** begin **

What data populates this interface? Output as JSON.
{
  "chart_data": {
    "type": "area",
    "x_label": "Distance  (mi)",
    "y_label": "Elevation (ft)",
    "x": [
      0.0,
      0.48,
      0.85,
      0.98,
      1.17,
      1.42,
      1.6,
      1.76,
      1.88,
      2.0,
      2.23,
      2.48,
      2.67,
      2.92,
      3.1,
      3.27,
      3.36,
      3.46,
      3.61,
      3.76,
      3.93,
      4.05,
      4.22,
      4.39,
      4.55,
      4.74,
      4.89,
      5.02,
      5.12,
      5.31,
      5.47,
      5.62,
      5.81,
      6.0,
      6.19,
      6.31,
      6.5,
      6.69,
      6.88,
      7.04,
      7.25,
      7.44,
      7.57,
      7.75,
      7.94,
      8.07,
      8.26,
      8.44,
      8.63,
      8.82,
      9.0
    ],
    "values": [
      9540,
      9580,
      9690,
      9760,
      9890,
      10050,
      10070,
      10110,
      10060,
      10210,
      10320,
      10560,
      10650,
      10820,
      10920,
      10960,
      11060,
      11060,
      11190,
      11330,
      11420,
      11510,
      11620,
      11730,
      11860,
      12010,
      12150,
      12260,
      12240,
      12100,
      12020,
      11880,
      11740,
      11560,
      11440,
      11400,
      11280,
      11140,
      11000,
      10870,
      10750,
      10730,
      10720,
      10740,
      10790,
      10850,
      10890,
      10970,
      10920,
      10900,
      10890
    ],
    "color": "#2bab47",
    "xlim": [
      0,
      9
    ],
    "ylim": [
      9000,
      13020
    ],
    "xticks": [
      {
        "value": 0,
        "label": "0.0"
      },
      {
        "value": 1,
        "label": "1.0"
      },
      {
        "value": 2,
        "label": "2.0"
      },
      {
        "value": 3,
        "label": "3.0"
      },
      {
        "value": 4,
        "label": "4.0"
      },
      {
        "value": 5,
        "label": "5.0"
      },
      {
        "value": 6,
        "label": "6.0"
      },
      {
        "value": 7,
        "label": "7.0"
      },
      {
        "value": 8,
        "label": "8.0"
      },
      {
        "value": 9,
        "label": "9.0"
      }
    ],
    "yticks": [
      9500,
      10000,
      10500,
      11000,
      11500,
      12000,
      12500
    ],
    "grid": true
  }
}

** end **

**Do this**. Produce an exact copy of every entry above.

**Task response**.
What data populates this interface? Output as JSON.
{
  "chart_data": {
    "type": "area",
    "x_label": "Distance  (mi)",
    "y_label": "Elevation (ft)",
    "x": [
      0.0,
      0.48,
      0.85,
      0.98,
      1.17,
      1.42,
      1.6,
      1.76,
      1.88,
      2.0,
      2.23,
      2.48,
      2.67,
      2.92,
      3.1,
      3.27,
      3.36,
      3.46,
      3.61,
      3.76,
      3.93,
      4.05,
      4.22,
      4.39,
      4.55,
      4.74,
      4.89,
      5.02,
      5.12,
      5.31,
      5.47,
      5.62,
      5.81,
      6.0,
      6.19,
      6.31,
      6.5,
      6.69,
      6.88,
      7.04,
      7.25,
      7.44,
      7.57,
      7.75,
      7.94,
      8.07,
      8.26,
      8.44,
      8.63,
      8.82,
      9.0
    ],
    "values": [
      9540,
      9580,
      9690,
      9760,
      9890,
      10050,
      10070,
      10110,
      10060,
      10210,
      10320,
      10560,
      10650,
      10820,
      10920,
      10960,
      11060,
      11060,
      11190,
      11330,
      11420,
      11510,
      11620,
      11730,
      11860,
      12010,
      12150,
      12260,
      12240,
      12100,
      12020,
      11880,
      11740,
      11560,
      11440,
      11400,
      11280,
      11140,
      11000,
      10870,
      10750,
      10730,
      10720,
      10740,
      10790,
      10850,
      10890,
      10970,
      10920,
      10900,
      10890
    ],
    "color": "#2bab47",
    "xlim": [
      0,
      9
    ],
    "ylim": [
      9000,
      13020
    ],
    "xticks": [
      {
        "value": 0,
        "label": "0.0"
      },
      {
        "value": 1,
        "label": "1.0"
      },
      {
        "value": 2,
        "label": "2.0"
      },
      {
        "value": 3,
        "label": "3.0"
      },
      {
        "value": 4,
        "label": "4.0"
      },
      {
        "value": 5,
        "label": "5.0"
      },
      {
        "value": 6,
        "label": "6.0"
      },
      {
        "value": 7,
        "label": "7.0"
      },
      {
        "value": 8,
        "label": "8.0"
      },
      {
        "value": 9,
        "label": "9.0"
      }
    ],
    "yticks": [
      9500,
      10000,
      10500,
      11000,
      11500,
      12000,
      12500
    ],
    "grid": true
  }
}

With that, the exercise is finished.